* _Goal_
Extract each line containing the string "year".

* _Dataset rows_
□ □ □
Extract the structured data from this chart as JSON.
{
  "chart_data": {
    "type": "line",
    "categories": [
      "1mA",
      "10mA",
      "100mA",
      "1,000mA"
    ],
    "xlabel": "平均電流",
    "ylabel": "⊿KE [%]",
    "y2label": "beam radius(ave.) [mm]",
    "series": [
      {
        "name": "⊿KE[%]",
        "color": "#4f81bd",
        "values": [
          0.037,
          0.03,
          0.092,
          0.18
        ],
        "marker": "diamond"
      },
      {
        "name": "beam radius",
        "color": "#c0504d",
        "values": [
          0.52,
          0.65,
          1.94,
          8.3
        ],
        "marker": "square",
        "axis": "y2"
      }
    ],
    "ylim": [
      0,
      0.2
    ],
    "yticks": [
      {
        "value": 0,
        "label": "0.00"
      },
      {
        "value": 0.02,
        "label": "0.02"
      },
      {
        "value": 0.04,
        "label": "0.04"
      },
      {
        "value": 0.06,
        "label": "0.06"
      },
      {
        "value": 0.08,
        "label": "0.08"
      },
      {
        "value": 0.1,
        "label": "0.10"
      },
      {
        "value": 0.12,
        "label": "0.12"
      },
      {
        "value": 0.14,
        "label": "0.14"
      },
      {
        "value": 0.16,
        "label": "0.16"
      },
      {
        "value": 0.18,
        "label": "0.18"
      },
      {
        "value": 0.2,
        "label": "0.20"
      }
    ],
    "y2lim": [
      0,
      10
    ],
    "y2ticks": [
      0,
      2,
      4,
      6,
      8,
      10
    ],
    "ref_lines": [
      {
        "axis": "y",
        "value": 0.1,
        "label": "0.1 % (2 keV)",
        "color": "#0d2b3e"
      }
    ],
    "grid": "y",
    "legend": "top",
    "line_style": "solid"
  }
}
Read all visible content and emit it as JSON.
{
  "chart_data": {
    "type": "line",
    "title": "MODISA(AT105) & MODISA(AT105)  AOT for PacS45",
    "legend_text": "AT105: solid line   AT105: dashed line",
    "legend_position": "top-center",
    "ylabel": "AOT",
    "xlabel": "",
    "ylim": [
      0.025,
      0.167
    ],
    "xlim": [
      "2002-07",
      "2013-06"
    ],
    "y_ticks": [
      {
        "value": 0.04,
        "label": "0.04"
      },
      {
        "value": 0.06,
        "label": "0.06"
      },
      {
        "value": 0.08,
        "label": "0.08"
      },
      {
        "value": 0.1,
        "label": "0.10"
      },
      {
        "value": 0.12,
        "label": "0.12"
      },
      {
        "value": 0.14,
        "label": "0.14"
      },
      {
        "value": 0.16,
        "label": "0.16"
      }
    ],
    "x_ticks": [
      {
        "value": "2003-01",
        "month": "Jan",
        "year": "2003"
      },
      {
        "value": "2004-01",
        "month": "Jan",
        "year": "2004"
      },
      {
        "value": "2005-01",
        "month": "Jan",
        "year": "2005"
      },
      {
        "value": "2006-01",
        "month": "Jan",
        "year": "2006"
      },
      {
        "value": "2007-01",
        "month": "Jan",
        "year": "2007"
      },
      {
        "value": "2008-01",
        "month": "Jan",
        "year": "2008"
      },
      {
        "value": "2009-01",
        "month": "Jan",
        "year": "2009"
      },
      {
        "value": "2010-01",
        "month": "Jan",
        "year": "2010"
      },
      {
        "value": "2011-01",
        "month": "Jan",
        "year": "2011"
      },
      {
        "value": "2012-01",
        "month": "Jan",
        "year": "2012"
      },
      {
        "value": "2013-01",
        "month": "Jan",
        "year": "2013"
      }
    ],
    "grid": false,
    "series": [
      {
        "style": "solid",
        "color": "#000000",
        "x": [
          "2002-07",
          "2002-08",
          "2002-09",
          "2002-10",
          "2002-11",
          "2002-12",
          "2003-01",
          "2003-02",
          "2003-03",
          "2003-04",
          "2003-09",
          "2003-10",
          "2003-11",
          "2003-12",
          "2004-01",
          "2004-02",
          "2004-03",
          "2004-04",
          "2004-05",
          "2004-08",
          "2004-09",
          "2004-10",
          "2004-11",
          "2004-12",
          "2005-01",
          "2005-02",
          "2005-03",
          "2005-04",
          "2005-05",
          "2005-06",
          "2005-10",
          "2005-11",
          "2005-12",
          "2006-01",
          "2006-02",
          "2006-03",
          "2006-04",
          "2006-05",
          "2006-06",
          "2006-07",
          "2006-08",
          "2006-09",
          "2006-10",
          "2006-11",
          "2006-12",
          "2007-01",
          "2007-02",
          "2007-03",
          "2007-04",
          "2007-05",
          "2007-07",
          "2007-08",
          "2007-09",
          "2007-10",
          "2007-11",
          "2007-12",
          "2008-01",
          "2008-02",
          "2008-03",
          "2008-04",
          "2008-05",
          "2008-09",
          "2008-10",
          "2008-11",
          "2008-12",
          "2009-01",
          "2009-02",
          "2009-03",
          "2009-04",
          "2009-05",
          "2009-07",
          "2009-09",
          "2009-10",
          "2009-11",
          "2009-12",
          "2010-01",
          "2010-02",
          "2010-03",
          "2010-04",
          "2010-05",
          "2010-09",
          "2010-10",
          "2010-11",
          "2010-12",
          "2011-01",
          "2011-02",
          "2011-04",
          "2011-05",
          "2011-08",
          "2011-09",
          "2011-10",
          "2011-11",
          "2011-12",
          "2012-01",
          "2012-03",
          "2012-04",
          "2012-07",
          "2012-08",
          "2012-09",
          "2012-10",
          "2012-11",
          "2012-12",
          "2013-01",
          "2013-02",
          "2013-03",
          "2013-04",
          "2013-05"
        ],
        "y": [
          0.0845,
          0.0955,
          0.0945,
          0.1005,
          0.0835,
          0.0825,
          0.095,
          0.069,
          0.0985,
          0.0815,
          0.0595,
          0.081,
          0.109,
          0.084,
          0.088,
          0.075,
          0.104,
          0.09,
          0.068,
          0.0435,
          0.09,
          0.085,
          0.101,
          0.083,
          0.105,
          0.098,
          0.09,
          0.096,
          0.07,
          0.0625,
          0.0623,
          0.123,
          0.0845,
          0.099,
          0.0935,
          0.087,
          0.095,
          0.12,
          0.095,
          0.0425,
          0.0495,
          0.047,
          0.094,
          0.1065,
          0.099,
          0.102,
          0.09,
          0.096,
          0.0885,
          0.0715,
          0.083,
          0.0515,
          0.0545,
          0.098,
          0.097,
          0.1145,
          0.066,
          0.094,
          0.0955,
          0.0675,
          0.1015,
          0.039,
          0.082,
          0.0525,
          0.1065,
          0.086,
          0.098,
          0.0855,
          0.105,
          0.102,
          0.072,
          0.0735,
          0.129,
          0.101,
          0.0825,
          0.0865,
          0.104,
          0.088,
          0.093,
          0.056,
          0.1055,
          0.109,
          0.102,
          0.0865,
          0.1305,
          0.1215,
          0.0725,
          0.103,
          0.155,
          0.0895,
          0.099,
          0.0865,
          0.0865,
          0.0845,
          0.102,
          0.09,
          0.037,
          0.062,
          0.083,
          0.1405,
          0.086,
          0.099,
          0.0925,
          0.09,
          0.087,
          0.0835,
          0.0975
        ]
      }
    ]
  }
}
□ □ □
* _Exercise response_
        "year": "2003"
        "year": "2004"
        "year": "2005"
        "year": "2006"
        "year": "2007"
        "year": "2008"
        "year": "2009"
        "year": "2010"
        "year": "2011"
        "year": "2012"
        "year": "2013"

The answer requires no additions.